**RECORDS SHOWN**

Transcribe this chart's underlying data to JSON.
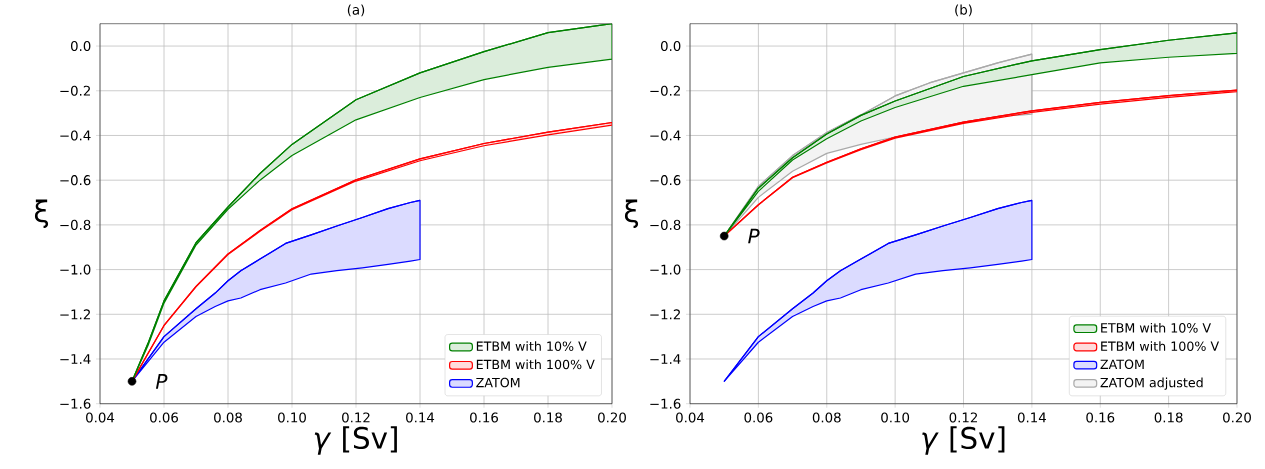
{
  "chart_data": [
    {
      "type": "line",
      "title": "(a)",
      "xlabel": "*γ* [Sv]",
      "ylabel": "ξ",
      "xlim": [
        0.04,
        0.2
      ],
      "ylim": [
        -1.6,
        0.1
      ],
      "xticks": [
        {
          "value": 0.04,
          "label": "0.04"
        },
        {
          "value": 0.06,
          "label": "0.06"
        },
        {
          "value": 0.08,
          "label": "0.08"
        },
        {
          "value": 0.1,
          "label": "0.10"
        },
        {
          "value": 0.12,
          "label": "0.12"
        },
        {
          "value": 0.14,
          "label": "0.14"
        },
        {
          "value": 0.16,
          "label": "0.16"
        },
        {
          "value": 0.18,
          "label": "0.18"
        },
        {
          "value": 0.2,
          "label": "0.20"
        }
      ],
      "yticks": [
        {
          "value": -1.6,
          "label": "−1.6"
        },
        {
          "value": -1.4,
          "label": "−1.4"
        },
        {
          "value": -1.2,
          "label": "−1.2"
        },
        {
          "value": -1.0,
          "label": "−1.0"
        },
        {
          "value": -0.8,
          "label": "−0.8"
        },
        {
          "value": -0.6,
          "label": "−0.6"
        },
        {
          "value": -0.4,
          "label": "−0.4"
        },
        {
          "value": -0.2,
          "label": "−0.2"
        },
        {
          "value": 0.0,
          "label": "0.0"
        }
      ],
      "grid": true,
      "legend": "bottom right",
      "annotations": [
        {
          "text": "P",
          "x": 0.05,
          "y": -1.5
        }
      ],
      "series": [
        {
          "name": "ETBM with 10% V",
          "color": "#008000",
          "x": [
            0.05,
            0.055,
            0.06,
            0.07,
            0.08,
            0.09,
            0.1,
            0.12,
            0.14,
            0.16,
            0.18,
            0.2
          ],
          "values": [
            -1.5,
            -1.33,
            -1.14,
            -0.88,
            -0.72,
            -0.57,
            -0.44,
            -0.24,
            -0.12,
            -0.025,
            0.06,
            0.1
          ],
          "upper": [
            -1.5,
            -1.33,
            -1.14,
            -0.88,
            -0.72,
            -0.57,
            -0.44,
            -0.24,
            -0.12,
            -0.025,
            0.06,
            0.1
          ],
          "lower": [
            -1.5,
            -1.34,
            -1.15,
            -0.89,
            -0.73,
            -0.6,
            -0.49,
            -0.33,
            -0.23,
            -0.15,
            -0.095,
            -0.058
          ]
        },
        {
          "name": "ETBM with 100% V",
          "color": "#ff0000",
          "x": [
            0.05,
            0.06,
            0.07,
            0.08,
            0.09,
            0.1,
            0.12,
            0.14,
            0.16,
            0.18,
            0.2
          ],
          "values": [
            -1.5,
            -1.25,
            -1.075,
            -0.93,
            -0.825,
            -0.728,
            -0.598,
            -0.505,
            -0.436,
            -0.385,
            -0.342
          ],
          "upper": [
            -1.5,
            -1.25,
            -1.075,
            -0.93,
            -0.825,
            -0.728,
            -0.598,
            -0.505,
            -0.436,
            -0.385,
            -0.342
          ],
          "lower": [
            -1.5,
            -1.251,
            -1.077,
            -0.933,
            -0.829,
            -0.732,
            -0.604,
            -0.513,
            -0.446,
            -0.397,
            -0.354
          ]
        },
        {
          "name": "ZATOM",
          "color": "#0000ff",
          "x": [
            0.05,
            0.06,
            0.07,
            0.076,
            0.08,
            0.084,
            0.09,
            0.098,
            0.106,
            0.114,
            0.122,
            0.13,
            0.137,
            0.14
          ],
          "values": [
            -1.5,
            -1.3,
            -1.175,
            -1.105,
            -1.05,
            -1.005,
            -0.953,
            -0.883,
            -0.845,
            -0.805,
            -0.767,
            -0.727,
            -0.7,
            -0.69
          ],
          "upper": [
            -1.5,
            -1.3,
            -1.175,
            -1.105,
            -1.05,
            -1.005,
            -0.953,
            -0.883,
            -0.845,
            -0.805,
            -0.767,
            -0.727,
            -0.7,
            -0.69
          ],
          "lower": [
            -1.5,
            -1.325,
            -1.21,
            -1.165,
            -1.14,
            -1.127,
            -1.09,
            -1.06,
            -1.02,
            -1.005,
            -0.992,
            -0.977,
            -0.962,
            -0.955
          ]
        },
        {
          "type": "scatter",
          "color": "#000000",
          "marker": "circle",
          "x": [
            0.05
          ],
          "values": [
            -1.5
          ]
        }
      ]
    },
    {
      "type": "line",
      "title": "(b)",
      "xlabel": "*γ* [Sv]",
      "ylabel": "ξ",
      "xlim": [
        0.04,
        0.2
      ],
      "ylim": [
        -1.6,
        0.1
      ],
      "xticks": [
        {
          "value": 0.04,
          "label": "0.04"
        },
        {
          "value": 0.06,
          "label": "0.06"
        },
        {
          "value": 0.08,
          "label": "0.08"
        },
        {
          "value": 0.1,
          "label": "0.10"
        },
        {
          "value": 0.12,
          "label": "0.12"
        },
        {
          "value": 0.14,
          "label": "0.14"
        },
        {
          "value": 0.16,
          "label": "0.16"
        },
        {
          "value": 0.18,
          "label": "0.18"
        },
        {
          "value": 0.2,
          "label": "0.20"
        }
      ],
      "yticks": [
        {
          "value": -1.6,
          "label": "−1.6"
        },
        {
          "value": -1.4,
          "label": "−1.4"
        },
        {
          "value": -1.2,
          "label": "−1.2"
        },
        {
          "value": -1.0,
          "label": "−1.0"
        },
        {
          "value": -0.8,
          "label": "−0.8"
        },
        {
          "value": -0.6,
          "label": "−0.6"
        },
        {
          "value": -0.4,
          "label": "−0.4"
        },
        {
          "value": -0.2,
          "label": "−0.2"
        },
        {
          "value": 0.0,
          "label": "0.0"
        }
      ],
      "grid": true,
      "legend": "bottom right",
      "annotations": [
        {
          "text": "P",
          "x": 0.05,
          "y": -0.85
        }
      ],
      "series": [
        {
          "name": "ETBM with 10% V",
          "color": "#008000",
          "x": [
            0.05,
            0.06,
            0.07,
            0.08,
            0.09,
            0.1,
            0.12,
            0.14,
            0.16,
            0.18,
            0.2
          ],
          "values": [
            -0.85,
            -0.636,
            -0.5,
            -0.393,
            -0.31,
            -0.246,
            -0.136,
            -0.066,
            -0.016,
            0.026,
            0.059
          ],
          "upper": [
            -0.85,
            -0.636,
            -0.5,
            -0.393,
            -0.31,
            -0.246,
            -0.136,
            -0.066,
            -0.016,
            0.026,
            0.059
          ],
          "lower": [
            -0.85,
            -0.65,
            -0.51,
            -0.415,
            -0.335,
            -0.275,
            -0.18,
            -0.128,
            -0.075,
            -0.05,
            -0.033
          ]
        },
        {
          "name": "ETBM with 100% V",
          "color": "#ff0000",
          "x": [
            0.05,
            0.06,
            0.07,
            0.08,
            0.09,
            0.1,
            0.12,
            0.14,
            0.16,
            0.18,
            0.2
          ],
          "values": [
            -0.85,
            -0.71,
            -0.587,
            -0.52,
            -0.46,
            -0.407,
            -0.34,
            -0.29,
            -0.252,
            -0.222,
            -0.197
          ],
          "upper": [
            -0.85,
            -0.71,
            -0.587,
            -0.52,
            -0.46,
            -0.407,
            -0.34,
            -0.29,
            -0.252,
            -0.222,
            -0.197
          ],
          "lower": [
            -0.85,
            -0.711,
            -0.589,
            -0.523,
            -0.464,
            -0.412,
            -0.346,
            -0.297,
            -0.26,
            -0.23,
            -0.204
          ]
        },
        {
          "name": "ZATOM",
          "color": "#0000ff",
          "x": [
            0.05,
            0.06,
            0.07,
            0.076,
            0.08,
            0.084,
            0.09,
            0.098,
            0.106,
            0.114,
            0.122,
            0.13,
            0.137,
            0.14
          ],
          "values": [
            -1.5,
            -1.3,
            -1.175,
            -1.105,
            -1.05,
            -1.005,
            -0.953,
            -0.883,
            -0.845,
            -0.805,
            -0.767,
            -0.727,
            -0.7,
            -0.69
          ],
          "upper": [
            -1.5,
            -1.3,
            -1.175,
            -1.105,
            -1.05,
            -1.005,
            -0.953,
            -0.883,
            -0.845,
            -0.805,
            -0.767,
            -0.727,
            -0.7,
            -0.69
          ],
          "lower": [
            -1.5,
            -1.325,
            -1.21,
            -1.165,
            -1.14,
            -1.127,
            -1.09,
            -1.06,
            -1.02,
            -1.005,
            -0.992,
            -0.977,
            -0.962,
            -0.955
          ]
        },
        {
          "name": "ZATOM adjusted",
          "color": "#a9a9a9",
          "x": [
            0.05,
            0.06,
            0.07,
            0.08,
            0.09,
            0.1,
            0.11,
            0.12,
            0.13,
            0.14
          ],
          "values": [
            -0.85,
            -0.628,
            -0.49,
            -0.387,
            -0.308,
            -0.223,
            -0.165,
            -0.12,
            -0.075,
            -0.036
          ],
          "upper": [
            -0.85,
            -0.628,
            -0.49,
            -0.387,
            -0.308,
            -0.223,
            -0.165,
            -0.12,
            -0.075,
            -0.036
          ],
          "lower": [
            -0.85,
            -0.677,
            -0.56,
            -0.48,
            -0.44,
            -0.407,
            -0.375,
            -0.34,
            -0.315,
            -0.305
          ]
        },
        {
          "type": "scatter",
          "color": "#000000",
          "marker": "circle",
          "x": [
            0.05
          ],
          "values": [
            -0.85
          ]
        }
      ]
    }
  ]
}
* * *
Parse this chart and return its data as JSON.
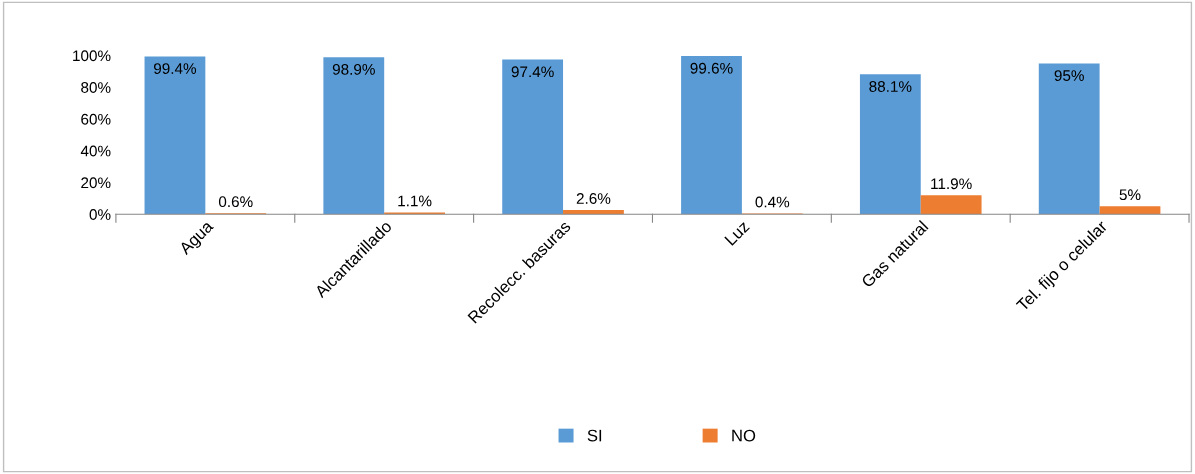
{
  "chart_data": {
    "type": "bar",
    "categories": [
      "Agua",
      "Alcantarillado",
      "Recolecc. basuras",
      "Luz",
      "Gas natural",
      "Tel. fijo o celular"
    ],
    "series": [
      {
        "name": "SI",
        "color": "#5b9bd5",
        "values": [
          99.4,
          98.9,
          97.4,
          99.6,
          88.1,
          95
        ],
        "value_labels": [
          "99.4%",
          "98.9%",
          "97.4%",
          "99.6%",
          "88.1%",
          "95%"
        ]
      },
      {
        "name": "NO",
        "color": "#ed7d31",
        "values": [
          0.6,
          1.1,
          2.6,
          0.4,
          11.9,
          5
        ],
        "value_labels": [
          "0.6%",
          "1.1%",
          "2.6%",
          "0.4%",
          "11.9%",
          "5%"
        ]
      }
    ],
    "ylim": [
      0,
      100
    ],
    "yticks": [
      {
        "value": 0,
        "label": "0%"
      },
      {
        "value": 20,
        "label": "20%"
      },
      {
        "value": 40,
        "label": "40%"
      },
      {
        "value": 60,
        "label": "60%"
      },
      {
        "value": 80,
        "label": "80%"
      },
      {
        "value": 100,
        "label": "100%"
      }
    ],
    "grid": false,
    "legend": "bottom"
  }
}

**PROBLEM**
Each line in the entries above that includes the string "JSON" should be extracted.

**COMPLETE ANSWER**
Transcribe this chart's underlying data to JSON.
Parse this chart and return its data as JSON.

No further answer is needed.